Saved entries
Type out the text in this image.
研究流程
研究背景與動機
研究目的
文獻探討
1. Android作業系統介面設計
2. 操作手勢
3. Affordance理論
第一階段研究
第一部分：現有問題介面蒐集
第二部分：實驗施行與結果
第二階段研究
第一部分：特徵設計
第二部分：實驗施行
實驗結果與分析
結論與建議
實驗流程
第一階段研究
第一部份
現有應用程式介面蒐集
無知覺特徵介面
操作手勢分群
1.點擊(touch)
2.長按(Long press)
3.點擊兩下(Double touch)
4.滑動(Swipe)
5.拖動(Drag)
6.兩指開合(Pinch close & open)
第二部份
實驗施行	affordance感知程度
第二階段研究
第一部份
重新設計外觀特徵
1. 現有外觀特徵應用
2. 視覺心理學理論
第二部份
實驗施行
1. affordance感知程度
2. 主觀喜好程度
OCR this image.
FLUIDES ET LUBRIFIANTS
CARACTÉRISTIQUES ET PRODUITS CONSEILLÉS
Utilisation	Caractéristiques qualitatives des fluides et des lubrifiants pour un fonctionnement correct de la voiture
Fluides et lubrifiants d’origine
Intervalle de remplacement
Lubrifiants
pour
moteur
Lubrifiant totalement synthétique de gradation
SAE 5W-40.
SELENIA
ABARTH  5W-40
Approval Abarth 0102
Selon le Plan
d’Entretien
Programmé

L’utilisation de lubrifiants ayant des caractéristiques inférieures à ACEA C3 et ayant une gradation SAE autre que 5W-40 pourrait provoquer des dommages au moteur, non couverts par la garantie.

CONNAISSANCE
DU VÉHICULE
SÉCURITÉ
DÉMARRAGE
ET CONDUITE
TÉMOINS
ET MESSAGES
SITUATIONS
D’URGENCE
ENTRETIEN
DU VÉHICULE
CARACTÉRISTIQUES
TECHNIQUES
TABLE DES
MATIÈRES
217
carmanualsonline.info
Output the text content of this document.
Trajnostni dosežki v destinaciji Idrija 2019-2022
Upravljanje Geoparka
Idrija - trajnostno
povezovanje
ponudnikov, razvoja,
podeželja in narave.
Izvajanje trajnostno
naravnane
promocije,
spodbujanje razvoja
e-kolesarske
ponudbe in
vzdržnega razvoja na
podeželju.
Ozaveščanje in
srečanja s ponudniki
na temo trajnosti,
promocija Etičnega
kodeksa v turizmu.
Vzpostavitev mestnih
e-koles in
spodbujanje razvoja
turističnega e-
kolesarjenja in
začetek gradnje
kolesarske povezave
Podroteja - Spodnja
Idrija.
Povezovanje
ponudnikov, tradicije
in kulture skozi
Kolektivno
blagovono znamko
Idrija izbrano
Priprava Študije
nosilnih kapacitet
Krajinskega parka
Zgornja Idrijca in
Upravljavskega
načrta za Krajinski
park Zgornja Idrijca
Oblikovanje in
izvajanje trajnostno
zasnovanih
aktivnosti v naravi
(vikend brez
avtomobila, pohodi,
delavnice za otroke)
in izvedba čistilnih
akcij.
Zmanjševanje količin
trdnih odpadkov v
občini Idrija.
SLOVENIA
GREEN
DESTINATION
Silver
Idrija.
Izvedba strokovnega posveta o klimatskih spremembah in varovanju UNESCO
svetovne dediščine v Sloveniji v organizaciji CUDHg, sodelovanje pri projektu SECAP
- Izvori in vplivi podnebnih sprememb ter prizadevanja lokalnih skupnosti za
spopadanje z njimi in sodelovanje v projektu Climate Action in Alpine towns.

# Request:
All of the material above needs to be retyped word for word.

# Response to this task:
Type out the text in this image.
研究流程
研究背景與動機
研究目的
文獻探討
1. Android作業系統介面設計
2. 操作手勢
3. Affordance理論
第一階段研究
第一部分：現有問題介面蒐集
第二部分：實驗施行與結果
第二階段研究
第一部分：特徵設計
第二部分：實驗施行
實驗結果與分析
結論與建議
實驗流程
第一階段研究
第一部份
現有應用程式介面蒐集
無知覺特徵介面
操作手勢分群
1.點擊(touch)
2.長按(Long press)
3.點擊兩下(Double touch)
4.滑動(Swipe)
5.拖動(Drag)
6.兩指開合(Pinch close & open)
第二部份
實驗施行	affordance感知程度
第二階段研究
第一部份
重新設計外觀特徵
1. 現有外觀特徵應用
2. 視覺心理學理論
第二部份
實驗施行
1. affordance感知程度
2. 主觀喜好程度
OCR this image.
FLUIDES ET LUBRIFIANTS
CARACTÉRISTIQUES ET PRODUITS CONSEILLÉS
Utilisation	Caractéristiques qualitatives des fluides et des lubrifiants pour un fonctionnement correct de la voiture
Fluides et lubrifiants d’origine
Intervalle de remplacement
Lubrifiants
pour
moteur
Lubrifiant totalement synthétique de gradation
SAE 5W-40.
SELENIA
ABARTH  5W-40
Approval Abarth 0102
Selon le Plan
d’Entretien
Programmé

L’utilisation de lubrifiants ayant des caractéristiques inférieures à ACEA C3 et ayant une gradation SAE autre que 5W-40 pourrait provoquer des dommages au moteur, non couverts par la garantie.

CONNAISSANCE
DU VÉHICULE
SÉCURITÉ
DÉMARRAGE
ET CONDUITE
TÉMOINS
ET MESSAGES
SITUATIONS
D’URGENCE
ENTRETIEN
DU VÉHICULE
CARACTÉRISTIQUES
TECHNIQUES
TABLE DES
MATIÈRES
217
carmanualsonline.info
Output the text content of this document.
Trajnostni dosežki v destinaciji Idrija 2019-2022
Upravljanje Geoparka
Idrija - trajnostno
povezovanje
ponudnikov, razvoja,
podeželja in narave.
Izvajanje trajnostno
naravnane
promocije,
spodbujanje razvoja
e-kolesarske
ponudbe in
vzdržnega razvoja na
podeželju.
Ozaveščanje in
srečanja s ponudniki
na temo trajnosti,
promocija Etičnega
kodeksa v turizmu.
Vzpostavitev mestnih
e-koles in
spodbujanje razvoja
turističnega e-
kolesarjenja in
začetek gradnje
kolesarske povezave
Podroteja - Spodnja
Idrija.
Povezovanje
ponudnikov, tradicije
in kulture skozi
Kolektivno
blagovono znamko
Idrija izbrano
Priprava Študije
nosilnih kapacitet
Krajinskega parka
Zgornja Idrijca in
Upravljavskega
načrta za Krajinski
park Zgornja Idrijca
Oblikovanje in
izvajanje trajnostno
zasnovanih
aktivnosti v naravi
(vikend brez
avtomobila, pohodi,
delavnice za otroke)
in izvedba čistilnih
akcij.
Zmanjševanje količin
trdnih odpadkov v
občini Idrija.
SLOVENIA
GREEN
DESTINATION
Silver
Idrija.
Izvedba strokovnega posveta o klimatskih spremembah in varovanju UNESCO
svetovne dediščine v Sloveniji v organizaciji CUDHg, sodelovanje pri projektu SECAP
- Izvori in vplivi podnebnih sprememb ter prizadevanja lokalnih skupnosti za
spopadanje z njimi in sodelovanje v projektu Climate Action in Alpine towns.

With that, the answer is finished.